Records from a dataset:
--- --- ---
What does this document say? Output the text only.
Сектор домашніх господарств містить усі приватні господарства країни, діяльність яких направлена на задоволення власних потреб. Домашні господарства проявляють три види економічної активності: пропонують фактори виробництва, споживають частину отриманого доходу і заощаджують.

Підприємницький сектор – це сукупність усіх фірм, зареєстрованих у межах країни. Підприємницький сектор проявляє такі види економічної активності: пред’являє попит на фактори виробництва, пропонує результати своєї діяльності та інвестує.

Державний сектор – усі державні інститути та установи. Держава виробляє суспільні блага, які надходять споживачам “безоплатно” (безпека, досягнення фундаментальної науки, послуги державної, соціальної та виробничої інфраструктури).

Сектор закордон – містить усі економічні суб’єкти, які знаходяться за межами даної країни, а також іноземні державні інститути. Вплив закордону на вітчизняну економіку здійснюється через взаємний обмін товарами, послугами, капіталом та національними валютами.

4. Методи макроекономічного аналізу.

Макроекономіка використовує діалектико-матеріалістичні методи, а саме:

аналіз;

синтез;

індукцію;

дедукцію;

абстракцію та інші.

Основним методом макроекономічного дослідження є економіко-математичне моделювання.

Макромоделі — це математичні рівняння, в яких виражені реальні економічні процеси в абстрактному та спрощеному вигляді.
--- --- ---
Written task:
Select, from the listing, all lines that include the word "яких".

The response:
Сектор домашніх господарств містить усі приватні господарства країни, діяльність яких направлена на задоволення власних потреб. Домашні господарства проявляють три види економічної активності: пропонують фактори виробництва, споживають частину отриманого доходу і заощаджують.
Макромоделі — це математичні рівняння, в яких виражені реальні економічні процеси в абстрактному та спрощеному вигляді.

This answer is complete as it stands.